=== Data provided ===

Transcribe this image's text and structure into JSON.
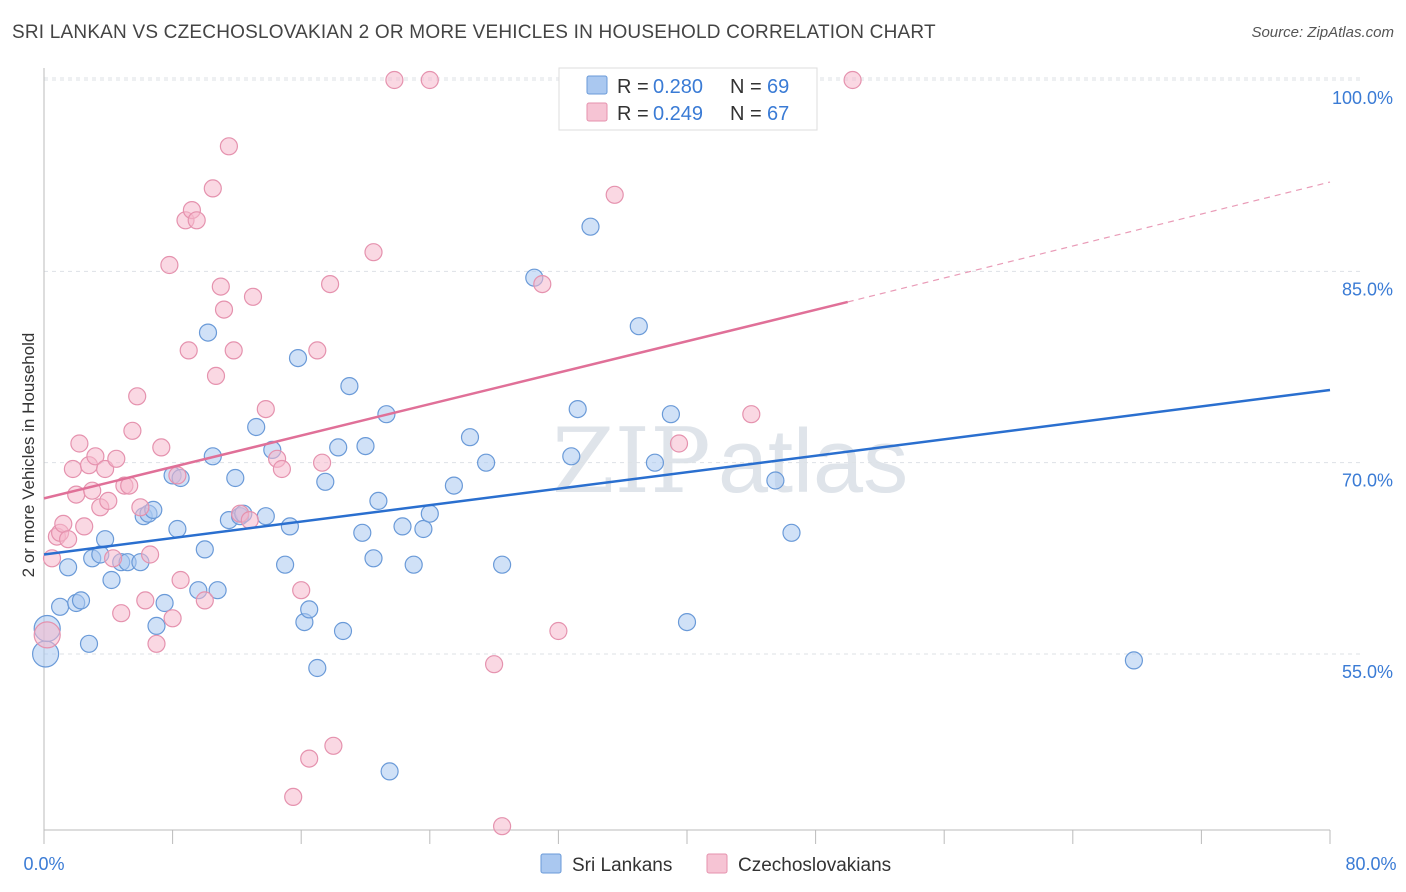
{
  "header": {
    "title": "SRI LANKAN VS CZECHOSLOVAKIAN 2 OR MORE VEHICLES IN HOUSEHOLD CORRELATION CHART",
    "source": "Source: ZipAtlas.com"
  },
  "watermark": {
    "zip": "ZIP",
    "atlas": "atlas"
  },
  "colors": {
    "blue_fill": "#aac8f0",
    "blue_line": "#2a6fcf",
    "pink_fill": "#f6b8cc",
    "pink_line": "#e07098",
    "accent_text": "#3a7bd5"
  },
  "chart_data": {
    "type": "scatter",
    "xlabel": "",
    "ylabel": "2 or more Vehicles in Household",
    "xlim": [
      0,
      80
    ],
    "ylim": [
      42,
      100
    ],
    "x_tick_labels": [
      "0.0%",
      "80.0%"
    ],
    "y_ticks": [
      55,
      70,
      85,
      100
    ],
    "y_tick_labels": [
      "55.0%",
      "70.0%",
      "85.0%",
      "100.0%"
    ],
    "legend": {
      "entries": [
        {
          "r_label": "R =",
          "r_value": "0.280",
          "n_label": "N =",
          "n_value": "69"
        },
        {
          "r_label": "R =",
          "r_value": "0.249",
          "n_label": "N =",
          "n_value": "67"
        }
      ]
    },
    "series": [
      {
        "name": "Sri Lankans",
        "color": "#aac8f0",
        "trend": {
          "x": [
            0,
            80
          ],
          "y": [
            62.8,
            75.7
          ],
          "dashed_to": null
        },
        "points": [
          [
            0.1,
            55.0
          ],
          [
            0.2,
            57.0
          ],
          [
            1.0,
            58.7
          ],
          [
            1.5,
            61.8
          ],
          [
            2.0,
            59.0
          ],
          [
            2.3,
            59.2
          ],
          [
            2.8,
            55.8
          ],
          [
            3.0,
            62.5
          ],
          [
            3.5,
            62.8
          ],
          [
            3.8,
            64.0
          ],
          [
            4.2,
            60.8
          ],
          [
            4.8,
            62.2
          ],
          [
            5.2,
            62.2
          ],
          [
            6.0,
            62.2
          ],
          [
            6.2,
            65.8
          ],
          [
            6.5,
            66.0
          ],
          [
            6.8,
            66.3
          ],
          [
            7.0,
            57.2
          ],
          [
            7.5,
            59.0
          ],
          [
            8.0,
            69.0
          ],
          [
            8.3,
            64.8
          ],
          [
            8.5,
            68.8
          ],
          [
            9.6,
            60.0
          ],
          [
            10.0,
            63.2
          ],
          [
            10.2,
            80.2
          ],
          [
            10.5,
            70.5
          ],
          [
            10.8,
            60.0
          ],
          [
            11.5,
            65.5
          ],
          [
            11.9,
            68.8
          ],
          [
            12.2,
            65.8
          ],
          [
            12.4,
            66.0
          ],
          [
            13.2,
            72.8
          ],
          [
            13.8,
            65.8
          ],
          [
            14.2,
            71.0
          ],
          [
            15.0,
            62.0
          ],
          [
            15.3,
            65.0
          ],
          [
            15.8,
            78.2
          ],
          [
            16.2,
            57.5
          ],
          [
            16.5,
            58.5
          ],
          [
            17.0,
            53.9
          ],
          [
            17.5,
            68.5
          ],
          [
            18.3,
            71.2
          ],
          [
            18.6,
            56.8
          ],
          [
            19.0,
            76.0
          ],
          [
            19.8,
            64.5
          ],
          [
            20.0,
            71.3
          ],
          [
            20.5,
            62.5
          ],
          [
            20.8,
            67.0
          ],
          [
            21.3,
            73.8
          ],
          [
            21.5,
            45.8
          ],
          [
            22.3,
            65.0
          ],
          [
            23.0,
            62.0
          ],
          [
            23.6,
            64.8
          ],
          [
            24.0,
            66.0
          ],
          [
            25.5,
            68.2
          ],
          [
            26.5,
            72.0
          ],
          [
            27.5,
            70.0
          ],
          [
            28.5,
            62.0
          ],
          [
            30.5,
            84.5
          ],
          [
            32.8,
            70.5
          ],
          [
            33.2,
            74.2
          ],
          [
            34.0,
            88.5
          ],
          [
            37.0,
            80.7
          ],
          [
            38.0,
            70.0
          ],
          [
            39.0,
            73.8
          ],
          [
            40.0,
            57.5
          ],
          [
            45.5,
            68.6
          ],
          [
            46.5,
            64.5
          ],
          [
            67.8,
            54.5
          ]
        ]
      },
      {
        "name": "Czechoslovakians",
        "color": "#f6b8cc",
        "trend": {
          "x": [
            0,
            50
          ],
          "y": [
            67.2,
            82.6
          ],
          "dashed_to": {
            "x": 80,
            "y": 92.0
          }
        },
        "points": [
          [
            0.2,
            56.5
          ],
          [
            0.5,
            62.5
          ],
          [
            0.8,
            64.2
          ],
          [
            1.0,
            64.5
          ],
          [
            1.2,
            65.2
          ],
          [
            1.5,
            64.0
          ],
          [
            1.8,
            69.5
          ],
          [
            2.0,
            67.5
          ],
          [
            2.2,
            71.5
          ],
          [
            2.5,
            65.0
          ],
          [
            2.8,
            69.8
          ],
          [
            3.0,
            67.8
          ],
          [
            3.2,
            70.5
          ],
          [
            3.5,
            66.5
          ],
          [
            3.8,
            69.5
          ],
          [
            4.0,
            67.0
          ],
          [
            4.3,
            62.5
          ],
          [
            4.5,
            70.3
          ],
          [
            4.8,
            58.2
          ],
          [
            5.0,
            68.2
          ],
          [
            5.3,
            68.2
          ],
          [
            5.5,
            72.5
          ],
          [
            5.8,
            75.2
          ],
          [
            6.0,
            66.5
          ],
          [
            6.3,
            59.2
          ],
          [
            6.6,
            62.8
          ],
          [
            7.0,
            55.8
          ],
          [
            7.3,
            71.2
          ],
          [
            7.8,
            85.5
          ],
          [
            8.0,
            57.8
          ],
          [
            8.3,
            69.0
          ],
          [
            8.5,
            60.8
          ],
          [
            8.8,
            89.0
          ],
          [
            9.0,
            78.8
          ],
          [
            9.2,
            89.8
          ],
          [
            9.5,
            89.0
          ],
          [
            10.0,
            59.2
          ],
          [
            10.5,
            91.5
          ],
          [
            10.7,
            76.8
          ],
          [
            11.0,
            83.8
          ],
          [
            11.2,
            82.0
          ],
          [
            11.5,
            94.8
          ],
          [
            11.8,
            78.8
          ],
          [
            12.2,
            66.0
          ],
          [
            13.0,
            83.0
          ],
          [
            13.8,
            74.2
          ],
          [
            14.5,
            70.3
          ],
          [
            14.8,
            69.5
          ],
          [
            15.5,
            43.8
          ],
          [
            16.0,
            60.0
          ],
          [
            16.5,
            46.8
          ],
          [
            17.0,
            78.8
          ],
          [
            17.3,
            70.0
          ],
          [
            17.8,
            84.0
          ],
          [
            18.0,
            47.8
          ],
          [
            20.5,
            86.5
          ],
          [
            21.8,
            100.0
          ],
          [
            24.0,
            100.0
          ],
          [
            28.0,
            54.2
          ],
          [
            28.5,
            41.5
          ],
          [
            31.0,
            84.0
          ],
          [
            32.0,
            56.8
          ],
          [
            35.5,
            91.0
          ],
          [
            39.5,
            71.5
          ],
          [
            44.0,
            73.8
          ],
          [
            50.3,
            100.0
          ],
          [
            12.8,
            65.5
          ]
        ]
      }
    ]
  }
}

===
=== Data provided ===

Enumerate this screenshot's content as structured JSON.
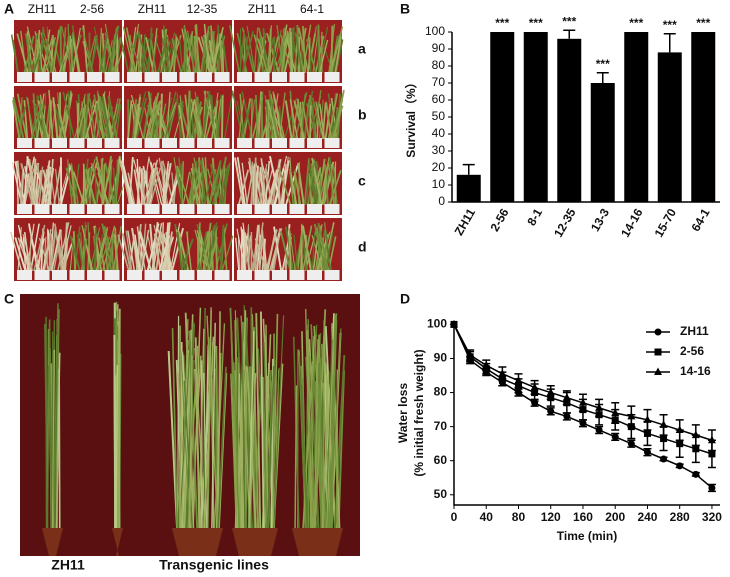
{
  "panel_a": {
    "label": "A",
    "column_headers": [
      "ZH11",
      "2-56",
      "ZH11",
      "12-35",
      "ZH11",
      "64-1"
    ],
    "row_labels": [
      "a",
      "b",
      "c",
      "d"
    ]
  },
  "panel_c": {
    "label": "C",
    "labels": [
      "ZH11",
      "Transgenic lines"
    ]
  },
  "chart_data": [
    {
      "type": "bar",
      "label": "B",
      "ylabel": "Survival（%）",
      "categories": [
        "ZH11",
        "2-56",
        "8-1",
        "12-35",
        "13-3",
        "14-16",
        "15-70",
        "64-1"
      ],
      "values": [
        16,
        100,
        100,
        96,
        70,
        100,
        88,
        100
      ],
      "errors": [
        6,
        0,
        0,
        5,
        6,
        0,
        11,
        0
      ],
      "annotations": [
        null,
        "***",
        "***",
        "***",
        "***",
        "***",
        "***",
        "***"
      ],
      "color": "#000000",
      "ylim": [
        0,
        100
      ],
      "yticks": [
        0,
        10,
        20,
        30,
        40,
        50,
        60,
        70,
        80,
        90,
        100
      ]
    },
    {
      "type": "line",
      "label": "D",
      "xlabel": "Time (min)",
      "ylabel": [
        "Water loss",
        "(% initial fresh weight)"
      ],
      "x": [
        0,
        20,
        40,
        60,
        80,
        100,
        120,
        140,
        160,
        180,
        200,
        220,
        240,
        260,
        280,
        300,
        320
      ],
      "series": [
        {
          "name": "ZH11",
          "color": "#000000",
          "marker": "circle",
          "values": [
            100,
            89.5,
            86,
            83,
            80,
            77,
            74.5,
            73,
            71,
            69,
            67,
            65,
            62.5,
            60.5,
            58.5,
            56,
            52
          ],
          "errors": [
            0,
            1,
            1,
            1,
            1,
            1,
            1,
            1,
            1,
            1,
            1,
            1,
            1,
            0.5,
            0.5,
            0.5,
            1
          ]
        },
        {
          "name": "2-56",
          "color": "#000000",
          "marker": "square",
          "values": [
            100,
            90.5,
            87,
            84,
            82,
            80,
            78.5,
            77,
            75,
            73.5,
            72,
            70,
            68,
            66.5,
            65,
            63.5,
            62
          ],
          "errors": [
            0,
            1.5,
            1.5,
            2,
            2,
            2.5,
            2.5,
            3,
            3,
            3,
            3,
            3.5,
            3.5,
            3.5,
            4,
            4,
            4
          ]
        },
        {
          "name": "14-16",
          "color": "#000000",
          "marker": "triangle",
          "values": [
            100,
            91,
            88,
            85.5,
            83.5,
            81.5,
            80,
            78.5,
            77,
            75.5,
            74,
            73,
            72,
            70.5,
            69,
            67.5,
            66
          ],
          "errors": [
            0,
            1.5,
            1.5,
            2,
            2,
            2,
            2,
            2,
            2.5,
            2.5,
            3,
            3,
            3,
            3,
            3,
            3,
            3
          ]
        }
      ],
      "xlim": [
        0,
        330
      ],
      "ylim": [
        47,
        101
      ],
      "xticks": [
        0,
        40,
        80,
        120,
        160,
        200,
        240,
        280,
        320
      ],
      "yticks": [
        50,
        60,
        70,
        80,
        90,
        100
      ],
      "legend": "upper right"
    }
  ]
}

===

**Required task:** Using the material above, gather every line that includes "JSON".

**Final answer:**
Transcribe this image's text and structure into JSON.
Enumerate this screenshot's content as structured JSON.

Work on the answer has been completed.